### TEXT PROVIDED:
Quantum computing is finally moving from a scientific curiosity to a technical reality, promising to solve previously unsolvable problems.
Professor Jeremy O’Brien is the CEO and co-founder of quantum company PsiQuantum. In the 2023 Gerald Westheimer Lecture, Jeremy shares PsiQuantum’s approach to scaling, and ultimately building a fault-tolerant million qubit system, making it an exciting prospect for investors and industry. 
In an interview with ABC’s Tegan Taylor, Jeremy also shares his insights on becoming one of the world’s best funded quantum startups, how he keeps his focus on the long game, and lessons learnt in building his company from the ground up.

### INFORMATION:

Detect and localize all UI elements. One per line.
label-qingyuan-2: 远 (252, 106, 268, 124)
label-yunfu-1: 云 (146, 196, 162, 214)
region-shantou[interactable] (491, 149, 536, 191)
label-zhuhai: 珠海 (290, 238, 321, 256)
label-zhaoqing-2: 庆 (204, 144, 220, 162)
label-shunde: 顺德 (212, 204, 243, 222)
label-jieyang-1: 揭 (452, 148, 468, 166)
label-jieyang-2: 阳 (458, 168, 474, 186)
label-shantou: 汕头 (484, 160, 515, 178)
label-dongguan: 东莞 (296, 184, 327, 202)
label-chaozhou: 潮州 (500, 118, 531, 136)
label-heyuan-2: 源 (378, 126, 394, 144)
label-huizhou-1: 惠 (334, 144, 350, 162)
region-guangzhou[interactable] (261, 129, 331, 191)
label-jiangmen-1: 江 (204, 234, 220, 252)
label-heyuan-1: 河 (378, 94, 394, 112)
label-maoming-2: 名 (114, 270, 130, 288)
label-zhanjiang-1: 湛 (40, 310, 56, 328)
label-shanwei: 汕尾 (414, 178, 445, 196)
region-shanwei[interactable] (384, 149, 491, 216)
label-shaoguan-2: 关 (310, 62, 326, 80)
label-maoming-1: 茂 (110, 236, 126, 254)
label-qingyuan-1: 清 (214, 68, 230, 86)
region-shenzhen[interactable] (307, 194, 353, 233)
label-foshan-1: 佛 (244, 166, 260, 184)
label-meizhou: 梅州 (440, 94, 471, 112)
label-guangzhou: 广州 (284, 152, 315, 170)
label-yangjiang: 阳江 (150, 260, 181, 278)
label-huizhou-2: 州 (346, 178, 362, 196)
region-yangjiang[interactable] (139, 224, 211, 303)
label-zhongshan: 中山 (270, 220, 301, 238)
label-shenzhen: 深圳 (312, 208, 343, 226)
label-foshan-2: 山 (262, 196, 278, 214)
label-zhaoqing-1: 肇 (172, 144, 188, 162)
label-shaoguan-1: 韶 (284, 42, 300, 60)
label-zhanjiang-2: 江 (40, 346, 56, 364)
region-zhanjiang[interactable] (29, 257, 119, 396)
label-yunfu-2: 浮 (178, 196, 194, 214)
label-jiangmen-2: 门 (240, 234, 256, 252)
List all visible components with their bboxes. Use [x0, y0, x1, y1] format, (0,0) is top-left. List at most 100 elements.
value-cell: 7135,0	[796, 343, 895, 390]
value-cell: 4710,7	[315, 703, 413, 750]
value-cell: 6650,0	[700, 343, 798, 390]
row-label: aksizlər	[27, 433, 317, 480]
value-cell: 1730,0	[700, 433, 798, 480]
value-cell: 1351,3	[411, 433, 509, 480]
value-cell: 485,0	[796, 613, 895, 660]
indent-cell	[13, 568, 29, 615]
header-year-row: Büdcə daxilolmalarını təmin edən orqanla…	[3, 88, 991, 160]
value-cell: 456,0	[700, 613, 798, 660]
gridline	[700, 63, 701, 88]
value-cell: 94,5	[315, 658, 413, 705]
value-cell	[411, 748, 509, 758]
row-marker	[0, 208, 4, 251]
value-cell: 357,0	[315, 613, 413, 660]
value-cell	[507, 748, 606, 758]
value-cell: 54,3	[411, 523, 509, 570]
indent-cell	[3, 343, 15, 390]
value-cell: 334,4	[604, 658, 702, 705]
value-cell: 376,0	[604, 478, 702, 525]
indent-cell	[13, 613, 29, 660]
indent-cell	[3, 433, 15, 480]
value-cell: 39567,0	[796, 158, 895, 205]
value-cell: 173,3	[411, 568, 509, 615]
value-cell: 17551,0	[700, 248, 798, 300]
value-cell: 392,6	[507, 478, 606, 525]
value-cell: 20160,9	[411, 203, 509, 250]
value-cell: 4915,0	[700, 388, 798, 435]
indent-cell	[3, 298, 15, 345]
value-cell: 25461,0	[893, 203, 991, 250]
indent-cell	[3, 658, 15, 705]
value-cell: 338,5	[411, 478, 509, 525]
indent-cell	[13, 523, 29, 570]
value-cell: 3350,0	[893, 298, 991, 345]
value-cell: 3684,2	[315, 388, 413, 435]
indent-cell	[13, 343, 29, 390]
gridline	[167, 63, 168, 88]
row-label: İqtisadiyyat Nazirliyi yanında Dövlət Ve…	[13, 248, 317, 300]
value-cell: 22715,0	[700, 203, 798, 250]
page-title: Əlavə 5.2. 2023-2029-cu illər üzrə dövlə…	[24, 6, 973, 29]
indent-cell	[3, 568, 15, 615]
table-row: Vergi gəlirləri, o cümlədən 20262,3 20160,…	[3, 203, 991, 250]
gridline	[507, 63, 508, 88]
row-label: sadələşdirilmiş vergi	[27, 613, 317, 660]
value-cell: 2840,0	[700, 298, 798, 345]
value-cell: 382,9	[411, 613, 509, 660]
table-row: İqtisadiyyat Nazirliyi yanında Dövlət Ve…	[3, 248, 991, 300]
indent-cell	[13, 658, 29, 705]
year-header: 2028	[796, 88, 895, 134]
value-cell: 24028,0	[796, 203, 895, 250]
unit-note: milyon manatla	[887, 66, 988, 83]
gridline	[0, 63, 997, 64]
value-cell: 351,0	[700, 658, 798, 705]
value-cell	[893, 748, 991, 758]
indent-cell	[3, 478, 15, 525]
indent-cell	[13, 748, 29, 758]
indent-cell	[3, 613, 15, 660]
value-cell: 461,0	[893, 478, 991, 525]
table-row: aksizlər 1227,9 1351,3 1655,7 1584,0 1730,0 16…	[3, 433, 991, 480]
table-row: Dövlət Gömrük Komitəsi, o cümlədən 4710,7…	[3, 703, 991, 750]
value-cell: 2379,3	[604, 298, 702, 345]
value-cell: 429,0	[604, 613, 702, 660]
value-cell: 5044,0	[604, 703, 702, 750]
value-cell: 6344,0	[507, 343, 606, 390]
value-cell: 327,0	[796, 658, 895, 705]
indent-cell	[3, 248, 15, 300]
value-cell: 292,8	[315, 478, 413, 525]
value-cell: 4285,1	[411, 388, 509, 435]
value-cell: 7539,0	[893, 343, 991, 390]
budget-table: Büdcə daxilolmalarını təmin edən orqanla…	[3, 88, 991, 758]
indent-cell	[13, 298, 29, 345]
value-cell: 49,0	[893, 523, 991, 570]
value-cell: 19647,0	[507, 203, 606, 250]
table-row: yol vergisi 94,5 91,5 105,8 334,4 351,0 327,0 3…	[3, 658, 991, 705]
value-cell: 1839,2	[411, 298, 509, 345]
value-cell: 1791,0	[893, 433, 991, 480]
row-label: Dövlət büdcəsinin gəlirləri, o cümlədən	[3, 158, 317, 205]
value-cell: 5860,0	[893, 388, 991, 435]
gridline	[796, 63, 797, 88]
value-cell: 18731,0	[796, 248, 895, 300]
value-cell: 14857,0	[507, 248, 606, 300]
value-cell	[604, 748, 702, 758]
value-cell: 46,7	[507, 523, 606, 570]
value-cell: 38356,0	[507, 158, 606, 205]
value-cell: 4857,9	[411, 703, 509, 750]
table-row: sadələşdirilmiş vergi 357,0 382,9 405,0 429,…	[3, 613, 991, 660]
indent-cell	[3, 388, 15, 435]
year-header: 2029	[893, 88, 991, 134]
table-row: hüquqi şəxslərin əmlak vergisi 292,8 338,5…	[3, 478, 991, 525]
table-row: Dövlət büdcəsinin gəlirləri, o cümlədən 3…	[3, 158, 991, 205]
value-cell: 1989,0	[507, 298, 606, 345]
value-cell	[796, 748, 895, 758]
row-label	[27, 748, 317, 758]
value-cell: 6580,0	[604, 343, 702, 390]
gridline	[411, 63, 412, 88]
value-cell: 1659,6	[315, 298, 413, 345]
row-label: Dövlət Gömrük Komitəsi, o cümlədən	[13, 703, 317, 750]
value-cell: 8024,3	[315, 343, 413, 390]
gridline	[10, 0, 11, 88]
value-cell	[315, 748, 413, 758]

### PARTS OF THE EXERCISE:
A. Do the statements below agree with the PsiQuantum passage? Give yes or no for each, along with the deciding words of the passage quoted exactly.
(i) Jeremy O’Brien co-founded PsiQuantum and serves as its CEO.
(ii) Jeremy was interviewed by Tegan Taylor of ABC.
(iii) Jeremy spoke at the Gerald Westheimer Lecture in 2021.
B. Pick up the PsiQuantum passage after its last sentence and write a continuation.

### RESPONSES TO THE TASKS:
A.
(i) Yes: "Professor Jeremy O’Brien is the CEO and co-founder of quantum company PsiQuantum."
(ii) Yes: "In an interview with ABC’s Tegan Taylor"
(iii) No: "In the 2023 Gerald Westheimer Lecture"

B.
Man standing in suit jacket

Jeremy O'Brien

CEO, PsiQuantum

Jeremy O'Brien is co-founder and CEO of PsiQuantum, a quantum computing company on a mission to build the world’s first commercially useful quantum computer and deploy it to tackle some of the greatest challenges we face — across climate, healthcare, life sciences, energy and beyond. Professor O’Brien has dedicated 25 years to this mission, having identified quantum computing as the most profoundly world-changing technology, due to its potential to unlock solutions to otherwise impossible problems. 
PsiQuantum is building a utility-scale, fault-tolerant quantum computer with a silicon photonics-based architecture that enables manufacturing in a conventional silicon chip foundry. Photonic qubits have significant advantages at the scale required to deliver a fault-tolerant quantum computer and PsiQuantum partnered with semiconductor company GlobalFoundries to achieve this objective. With core quantum components already in volume production, this is an unprecedented economic signal of maturity for a technology that is often viewed as being at the early research phase.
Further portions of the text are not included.